## BEGIN DATASET EXTRACT

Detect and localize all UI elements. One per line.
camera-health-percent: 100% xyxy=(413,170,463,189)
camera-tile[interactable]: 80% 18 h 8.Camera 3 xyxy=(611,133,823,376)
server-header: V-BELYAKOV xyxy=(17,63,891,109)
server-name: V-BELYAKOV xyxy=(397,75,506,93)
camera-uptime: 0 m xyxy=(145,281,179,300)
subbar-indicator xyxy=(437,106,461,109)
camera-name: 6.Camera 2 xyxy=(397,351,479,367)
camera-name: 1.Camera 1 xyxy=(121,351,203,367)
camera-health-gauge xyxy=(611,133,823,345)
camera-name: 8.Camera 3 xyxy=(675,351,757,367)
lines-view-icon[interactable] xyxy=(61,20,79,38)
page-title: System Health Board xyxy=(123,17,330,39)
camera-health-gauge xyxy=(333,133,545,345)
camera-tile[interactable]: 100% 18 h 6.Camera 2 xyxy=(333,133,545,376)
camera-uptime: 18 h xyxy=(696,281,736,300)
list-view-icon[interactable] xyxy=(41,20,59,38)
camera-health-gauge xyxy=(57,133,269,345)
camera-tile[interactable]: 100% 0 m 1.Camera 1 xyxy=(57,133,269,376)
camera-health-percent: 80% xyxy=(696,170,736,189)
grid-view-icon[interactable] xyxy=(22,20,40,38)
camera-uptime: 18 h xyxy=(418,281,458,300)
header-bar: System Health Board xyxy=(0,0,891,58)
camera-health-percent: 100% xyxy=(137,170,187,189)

## END DATASET EXTRACT

> **DO THIS**: Return the records from their first line up to and including the line containing "camera-health-gauge xyxy=(611,133,823,345)", with no changes.

> **FULL OUTPUT**:
Detect and localize all UI elements. One per line.
camera-health-percent: 100% xyxy=(413,170,463,189)
camera-tile[interactable]: 80% 18 h 8.Camera 3 xyxy=(611,133,823,376)
server-header: V-BELYAKOV xyxy=(17,63,891,109)
server-name: V-BELYAKOV xyxy=(397,75,506,93)
camera-uptime: 0 m xyxy=(145,281,179,300)
subbar-indicator xyxy=(437,106,461,109)
camera-name: 6.Camera 2 xyxy=(397,351,479,367)
camera-name: 1.Camera 1 xyxy=(121,351,203,367)
camera-health-gauge xyxy=(611,133,823,345)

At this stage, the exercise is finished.